#### EXERCISE INPUT
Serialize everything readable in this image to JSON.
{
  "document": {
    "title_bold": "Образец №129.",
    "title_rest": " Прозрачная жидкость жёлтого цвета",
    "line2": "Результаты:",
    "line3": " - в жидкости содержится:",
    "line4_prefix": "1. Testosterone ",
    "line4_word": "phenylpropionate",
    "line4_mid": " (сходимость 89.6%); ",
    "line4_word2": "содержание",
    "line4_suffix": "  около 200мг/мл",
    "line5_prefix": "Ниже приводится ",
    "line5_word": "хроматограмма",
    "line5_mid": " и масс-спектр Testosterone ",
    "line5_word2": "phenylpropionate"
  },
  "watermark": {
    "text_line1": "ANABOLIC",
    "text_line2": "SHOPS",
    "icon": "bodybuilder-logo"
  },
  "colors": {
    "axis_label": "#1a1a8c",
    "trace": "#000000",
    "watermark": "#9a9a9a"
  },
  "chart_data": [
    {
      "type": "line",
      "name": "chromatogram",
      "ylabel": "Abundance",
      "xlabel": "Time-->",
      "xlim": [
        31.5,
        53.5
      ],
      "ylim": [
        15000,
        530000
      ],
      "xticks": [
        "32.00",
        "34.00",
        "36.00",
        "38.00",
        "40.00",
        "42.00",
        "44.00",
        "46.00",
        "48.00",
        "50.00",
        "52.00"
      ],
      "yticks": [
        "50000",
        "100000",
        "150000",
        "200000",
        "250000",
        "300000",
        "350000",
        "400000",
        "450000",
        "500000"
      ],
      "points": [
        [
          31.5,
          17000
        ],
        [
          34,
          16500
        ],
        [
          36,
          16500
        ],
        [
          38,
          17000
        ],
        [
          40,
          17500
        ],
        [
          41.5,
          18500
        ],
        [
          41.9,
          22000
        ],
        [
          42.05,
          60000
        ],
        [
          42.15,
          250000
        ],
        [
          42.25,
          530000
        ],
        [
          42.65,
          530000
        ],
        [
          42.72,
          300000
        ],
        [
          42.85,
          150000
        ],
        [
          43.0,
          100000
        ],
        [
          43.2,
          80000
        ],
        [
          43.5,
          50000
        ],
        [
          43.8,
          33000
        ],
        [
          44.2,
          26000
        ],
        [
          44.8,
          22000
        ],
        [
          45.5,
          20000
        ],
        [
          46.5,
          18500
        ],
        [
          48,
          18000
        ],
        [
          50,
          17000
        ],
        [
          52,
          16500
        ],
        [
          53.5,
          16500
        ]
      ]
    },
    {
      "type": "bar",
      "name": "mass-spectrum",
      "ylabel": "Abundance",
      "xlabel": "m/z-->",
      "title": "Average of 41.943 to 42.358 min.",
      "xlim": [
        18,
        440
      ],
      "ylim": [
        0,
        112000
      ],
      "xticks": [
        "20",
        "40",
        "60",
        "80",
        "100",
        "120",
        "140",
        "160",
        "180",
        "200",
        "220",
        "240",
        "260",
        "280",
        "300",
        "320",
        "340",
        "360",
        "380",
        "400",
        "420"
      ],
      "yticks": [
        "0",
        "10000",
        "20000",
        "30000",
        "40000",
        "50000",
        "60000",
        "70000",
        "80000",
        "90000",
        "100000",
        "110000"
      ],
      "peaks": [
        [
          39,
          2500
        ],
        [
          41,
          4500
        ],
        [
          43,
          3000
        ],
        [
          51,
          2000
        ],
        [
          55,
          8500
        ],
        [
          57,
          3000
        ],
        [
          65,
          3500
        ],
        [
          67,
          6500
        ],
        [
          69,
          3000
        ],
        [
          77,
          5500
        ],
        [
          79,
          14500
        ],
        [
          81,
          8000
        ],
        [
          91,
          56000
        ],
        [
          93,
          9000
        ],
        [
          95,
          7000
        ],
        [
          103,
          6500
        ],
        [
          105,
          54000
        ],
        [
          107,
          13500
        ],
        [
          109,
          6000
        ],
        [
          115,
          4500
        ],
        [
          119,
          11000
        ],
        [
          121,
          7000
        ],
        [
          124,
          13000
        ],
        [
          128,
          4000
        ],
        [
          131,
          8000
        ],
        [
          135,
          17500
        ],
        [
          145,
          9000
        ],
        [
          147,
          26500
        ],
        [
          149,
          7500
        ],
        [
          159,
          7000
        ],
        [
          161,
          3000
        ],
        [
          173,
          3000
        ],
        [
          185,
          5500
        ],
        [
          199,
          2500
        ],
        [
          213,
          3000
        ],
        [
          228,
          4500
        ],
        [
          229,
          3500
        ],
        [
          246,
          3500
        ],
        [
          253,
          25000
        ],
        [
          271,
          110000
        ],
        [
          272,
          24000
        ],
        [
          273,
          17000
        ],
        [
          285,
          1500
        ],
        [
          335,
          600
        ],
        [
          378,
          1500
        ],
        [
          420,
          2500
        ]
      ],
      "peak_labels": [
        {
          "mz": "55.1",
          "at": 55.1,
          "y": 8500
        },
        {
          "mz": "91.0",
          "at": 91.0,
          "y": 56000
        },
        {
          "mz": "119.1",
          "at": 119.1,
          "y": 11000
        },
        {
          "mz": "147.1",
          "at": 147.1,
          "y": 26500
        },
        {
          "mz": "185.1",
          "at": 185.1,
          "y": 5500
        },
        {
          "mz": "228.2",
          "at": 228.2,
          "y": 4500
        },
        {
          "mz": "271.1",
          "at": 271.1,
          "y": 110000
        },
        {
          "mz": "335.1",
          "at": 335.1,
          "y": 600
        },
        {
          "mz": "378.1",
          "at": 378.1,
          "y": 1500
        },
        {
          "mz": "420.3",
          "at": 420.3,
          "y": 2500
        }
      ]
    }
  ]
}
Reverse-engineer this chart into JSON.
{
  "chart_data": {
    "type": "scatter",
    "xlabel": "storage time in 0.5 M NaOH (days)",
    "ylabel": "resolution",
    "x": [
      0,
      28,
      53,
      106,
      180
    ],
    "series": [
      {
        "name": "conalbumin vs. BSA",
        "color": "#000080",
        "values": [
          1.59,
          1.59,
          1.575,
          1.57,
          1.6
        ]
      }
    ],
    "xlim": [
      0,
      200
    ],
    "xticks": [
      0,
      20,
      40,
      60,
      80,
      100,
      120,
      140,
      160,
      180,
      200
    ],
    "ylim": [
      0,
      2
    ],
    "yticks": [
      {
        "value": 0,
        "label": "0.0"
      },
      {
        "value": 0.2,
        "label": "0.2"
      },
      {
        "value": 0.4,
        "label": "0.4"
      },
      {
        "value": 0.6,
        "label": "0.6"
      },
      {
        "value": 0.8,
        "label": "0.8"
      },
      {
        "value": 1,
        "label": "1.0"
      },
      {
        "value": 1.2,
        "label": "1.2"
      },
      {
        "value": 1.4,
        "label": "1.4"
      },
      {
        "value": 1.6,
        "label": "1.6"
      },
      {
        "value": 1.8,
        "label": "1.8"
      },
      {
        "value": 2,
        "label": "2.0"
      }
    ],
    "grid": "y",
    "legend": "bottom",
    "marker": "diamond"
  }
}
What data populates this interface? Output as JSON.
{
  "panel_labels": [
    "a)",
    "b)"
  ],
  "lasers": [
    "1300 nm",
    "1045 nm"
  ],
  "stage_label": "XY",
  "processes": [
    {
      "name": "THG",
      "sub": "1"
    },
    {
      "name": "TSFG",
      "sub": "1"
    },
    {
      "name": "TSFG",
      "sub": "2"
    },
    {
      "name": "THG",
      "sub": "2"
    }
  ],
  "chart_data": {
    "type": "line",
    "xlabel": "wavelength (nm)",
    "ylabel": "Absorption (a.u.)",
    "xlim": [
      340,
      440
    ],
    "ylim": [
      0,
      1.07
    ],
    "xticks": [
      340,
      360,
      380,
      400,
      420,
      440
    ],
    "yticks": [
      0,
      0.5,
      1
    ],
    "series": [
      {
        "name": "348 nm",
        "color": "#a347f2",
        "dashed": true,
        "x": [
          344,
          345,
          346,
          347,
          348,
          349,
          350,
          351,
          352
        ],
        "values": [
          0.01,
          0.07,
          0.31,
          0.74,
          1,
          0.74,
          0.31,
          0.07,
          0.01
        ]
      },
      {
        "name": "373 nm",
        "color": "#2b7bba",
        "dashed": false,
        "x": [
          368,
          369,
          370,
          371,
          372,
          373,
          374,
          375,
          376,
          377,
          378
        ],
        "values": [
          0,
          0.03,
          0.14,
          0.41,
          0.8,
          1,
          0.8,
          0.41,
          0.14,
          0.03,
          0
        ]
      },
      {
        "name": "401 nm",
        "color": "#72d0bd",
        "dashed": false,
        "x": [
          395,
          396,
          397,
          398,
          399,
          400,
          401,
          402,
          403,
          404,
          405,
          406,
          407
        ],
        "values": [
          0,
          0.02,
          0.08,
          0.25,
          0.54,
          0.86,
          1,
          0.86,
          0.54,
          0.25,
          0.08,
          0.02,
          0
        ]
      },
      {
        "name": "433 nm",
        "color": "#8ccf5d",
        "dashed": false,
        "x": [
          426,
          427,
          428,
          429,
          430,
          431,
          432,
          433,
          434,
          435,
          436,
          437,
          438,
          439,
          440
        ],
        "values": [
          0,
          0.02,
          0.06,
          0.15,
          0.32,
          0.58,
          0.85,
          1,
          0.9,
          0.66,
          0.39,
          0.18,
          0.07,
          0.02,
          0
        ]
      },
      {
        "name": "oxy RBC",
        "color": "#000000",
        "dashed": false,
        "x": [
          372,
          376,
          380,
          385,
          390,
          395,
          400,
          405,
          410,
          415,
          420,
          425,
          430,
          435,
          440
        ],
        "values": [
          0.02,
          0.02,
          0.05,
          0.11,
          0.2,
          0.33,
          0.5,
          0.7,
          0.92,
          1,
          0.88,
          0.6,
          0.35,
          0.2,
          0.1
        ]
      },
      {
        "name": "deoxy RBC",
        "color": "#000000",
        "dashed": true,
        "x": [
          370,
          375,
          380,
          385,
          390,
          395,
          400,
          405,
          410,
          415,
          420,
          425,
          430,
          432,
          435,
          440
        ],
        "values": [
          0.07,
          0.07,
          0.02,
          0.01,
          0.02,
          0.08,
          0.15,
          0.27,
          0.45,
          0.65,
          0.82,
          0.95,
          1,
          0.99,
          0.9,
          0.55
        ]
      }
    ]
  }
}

#### WHAT IS NEEDED
Search the records for the string "this" and return every line in which it occurs.

#### EXPECTED OUTPUT
Serialize everything readable in this image to JSON.
Reverse-engineer this chart into JSON.
What data populates this interface? Output as JSON.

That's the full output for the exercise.